## GIVEN DATA

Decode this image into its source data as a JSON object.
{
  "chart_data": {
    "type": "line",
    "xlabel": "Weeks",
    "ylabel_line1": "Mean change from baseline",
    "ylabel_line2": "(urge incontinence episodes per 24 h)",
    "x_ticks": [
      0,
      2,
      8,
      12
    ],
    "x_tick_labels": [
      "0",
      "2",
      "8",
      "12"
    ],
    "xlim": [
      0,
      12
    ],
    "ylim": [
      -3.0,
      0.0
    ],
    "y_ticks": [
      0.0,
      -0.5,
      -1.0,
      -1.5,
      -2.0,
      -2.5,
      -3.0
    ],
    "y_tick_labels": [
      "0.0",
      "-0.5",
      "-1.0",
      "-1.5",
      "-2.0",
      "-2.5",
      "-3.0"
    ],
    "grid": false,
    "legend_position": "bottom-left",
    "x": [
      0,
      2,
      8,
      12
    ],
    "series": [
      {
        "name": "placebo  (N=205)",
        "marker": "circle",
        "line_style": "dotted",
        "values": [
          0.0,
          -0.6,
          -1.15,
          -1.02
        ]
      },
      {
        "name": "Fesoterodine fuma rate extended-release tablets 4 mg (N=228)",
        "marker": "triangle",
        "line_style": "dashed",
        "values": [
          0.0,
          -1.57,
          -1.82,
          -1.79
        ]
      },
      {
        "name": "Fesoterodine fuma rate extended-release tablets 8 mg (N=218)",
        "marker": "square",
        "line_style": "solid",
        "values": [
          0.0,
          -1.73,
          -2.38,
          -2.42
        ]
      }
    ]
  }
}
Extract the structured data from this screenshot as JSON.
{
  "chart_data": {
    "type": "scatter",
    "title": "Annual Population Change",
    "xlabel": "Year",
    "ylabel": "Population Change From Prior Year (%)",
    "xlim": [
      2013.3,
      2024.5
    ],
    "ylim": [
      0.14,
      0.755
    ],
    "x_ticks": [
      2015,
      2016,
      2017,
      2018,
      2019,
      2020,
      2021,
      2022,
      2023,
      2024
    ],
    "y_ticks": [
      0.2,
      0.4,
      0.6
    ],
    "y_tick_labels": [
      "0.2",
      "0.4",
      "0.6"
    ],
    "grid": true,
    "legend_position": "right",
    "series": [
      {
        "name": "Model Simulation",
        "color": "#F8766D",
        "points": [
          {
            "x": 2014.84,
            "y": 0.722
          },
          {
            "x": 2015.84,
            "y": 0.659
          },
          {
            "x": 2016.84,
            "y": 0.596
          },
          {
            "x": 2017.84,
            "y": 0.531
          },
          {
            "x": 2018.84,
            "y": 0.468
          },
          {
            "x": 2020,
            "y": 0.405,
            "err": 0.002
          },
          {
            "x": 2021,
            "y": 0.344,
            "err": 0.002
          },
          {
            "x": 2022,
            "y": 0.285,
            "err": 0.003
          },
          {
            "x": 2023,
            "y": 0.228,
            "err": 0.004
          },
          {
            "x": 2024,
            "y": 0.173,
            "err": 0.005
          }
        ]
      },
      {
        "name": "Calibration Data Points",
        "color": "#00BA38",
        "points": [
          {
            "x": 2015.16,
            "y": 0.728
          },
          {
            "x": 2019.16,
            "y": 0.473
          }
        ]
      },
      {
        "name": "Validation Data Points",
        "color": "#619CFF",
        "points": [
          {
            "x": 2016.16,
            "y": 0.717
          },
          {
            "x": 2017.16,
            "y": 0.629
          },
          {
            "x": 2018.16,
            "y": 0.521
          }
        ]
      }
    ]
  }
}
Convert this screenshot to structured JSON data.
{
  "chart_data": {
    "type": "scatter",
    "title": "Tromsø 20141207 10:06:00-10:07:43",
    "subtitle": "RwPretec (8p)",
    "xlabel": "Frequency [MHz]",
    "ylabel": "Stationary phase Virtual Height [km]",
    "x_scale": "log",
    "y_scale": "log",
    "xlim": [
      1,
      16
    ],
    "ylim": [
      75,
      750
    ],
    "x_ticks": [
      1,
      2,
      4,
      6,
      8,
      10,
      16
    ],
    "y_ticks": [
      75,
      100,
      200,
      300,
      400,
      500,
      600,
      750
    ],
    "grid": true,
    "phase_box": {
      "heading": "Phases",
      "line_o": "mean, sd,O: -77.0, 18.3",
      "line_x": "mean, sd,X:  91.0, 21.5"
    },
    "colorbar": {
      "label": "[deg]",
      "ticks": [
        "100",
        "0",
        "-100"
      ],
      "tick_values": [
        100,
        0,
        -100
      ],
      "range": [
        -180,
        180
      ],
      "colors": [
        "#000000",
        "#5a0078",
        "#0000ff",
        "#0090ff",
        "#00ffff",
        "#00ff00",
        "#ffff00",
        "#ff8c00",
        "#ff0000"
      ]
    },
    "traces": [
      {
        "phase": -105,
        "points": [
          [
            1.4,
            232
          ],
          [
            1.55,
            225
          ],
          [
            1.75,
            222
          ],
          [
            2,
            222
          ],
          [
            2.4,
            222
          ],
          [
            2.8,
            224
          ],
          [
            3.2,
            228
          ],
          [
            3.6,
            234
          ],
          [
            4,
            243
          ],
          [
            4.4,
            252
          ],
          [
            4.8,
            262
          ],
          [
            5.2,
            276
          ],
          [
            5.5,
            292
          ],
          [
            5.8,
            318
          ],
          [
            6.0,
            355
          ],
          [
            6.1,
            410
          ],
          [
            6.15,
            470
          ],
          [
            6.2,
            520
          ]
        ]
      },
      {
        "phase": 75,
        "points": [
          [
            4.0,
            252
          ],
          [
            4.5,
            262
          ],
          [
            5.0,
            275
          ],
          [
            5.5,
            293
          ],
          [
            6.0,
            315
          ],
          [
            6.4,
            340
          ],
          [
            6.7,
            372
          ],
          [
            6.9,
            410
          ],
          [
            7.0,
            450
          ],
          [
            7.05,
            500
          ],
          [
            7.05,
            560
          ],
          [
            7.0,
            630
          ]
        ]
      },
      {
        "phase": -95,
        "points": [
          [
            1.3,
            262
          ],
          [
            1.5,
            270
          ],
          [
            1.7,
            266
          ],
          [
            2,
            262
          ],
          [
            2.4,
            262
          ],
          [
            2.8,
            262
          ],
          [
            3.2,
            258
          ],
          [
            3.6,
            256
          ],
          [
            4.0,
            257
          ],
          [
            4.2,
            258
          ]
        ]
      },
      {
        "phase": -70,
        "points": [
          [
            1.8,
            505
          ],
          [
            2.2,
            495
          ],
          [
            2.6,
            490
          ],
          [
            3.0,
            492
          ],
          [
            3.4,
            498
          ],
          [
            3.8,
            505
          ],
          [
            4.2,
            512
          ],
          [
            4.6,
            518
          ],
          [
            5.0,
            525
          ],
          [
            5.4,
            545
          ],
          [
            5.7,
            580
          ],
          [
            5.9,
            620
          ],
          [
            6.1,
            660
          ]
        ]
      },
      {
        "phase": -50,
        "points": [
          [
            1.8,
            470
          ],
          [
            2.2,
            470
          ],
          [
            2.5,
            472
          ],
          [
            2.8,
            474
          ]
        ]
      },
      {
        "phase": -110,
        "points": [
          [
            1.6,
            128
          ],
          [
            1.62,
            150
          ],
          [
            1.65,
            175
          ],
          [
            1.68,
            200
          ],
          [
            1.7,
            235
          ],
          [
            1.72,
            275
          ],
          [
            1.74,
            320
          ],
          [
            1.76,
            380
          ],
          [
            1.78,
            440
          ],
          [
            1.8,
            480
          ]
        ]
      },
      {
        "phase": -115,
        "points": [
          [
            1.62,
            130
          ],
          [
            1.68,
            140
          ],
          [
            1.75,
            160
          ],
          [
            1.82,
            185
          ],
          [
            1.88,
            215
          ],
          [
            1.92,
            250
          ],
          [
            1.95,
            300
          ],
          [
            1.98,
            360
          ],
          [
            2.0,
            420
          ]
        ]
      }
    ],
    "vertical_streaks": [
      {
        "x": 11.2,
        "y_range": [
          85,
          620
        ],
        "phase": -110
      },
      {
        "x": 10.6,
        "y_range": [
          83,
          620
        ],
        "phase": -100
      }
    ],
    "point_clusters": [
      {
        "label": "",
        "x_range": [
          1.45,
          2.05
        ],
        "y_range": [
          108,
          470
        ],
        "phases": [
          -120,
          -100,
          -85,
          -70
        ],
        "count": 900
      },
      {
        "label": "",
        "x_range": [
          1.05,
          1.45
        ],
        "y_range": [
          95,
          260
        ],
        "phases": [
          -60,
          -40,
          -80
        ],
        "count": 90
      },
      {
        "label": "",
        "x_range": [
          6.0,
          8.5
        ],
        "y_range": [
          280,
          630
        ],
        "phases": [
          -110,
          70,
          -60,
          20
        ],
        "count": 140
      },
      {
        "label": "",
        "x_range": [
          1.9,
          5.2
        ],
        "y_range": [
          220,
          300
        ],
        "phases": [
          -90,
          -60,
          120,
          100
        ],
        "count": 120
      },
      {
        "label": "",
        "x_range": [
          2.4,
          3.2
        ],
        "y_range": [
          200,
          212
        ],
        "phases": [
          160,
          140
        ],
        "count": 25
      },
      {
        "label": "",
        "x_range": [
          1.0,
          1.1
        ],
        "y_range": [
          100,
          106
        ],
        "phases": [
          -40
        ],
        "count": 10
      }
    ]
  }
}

## STATED GOAL
Gather and return every line that holds the string "fuma".

## FULL ANSWER
        "name": "Fesoterodine fuma rate extended-release tablets 4 mg (N=228)",
        "name": "Fesoterodine fuma rate extended-release tablets 8 mg (N=218)",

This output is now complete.